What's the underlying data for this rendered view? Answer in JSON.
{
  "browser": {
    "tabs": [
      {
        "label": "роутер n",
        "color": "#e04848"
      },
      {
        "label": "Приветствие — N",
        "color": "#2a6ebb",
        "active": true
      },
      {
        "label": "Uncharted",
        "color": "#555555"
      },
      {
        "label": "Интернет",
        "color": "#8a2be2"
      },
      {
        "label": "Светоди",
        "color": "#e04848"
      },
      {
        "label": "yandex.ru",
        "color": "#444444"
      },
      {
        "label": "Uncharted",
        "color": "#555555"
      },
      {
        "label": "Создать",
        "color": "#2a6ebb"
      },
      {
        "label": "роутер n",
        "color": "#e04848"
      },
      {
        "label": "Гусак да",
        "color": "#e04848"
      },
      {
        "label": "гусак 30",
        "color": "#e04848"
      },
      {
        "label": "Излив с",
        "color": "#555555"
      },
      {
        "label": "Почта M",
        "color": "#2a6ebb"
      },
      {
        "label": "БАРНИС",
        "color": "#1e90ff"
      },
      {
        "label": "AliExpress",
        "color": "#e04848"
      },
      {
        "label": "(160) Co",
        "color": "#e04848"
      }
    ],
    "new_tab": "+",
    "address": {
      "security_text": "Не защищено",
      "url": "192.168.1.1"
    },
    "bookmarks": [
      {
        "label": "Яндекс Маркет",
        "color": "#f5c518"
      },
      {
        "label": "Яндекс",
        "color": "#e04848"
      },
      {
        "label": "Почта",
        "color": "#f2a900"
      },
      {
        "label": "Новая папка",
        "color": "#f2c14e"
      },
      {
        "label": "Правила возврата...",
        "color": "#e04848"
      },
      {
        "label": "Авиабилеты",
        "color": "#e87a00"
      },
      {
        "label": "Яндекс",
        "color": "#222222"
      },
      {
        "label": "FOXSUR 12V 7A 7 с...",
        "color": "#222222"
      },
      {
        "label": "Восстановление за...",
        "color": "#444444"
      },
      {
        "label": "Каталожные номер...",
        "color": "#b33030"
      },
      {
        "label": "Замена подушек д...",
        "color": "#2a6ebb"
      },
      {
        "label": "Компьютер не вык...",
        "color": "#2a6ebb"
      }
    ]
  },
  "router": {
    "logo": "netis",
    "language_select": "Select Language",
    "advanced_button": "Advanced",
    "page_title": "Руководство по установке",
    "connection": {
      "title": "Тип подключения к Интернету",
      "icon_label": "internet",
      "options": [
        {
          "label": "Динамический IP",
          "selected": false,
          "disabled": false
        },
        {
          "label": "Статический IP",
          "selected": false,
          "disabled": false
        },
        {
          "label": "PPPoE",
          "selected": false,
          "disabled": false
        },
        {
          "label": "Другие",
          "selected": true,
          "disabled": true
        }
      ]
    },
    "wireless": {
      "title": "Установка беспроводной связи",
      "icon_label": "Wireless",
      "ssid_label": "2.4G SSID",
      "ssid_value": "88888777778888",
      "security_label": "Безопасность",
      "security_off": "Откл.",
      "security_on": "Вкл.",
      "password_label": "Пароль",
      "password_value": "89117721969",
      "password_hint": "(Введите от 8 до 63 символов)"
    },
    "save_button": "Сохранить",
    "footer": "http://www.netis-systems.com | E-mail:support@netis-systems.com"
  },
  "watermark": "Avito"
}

◇ ◇ ◇ ◇ ◇

Directions for this task → Write all of the records out again exactly.

Output for this exercise →
What's the underlying data for this rendered view? Answer in JSON.
{
  "browser": {
    "tabs": [
      {
        "label": "роутер n",
        "color": "#e04848"
      },
      {
        "label": "Приветствие — N",
        "color": "#2a6ebb",
        "active": true
      },
      {
        "label": "Uncharted",
        "color": "#555555"
      },
      {
        "label": "Интернет",
        "color": "#8a2be2"
      },
      {
        "label": "Светоди",
        "color": "#e04848"
      },
      {
        "label": "yandex.ru",
        "color": "#444444"
      },
      {
        "label": "Uncharted",
        "color": "#555555"
      },
      {
        "label": "Создать",
        "color": "#2a6ebb"
      },
      {
        "label": "роутер n",
        "color": "#e04848"
      },
      {
        "label": "Гусак да",
        "color": "#e04848"
      },
      {
        "label": "гусак 30",
        "color": "#e04848"
      },
      {
        "label": "Излив с",
        "color": "#555555"
      },
      {
        "label": "Почта M",
        "color": "#2a6ebb"
      },
      {
        "label": "БАРНИС",
        "color": "#1e90ff"
      },
      {
        "label": "AliExpress",
        "color": "#e04848"
      },
      {
        "label": "(160) Co",
        "color": "#e04848"
      }
    ],
    "new_tab": "+",
    "address": {
      "security_text": "Не защищено",
      "url": "192.168.1.1"
    },
    "bookmarks": [
      {
        "label": "Яндекс Маркет",
        "color": "#f5c518"
      },
      {
        "label": "Яндекс",
        "color": "#e04848"
      },
      {
        "label": "Почта",
        "color": "#f2a900"
      },
      {
        "label": "Новая папка",
        "color": "#f2c14e"
      },
      {
        "label": "Правила возврата...",
        "color": "#e04848"
      },
      {
        "label": "Авиабилеты",
        "color": "#e87a00"
      },
      {
        "label": "Яндекс",
        "color": "#222222"
      },
      {
        "label": "FOXSUR 12V 7A 7 с...",
        "color": "#222222"
      },
      {
        "label": "Восстановление за...",
        "color": "#444444"
      },
      {
        "label": "Каталожные номер...",
        "color": "#b33030"
      },
      {
        "label": "Замена подушек д...",
        "color": "#2a6ebb"
      },
      {
        "label": "Компьютер не вык...",
        "color": "#2a6ebb"
      }
    ]
  },
  "router": {
    "logo": "netis",
    "language_select": "Select Language",
    "advanced_button": "Advanced",
    "page_title": "Руководство по установке",
    "connection": {
      "title": "Тип подключения к Интернету",
      "icon_label": "internet",
      "options": [
        {
          "label": "Динамический IP",
          "selected": false,
          "disabled": false
        },
        {
          "label": "Статический IP",
          "selected": false,
          "disabled": false
        },
        {
          "label": "PPPoE",
          "selected": false,
          "disabled": false
        },
        {
          "label": "Другие",
          "selected": true,
          "disabled": true
        }
      ]
    },
    "wireless": {
      "title": "Установка беспроводной связи",
      "icon_label": "Wireless",
      "ssid_label": "2.4G SSID",
      "ssid_value": "88888777778888",
      "security_label": "Безопасность",
      "security_off": "Откл.",
      "security_on": "Вкл.",
      "password_label": "Пароль",
      "password_value": "89117721969",
      "password_hint": "(Введите от 8 до 63 символов)"
    },
    "save_button": "Сохранить",
    "footer": "http://www.netis-systems.com | E-mail:support@netis-systems.com"
  },
  "watermark": "Avito"
}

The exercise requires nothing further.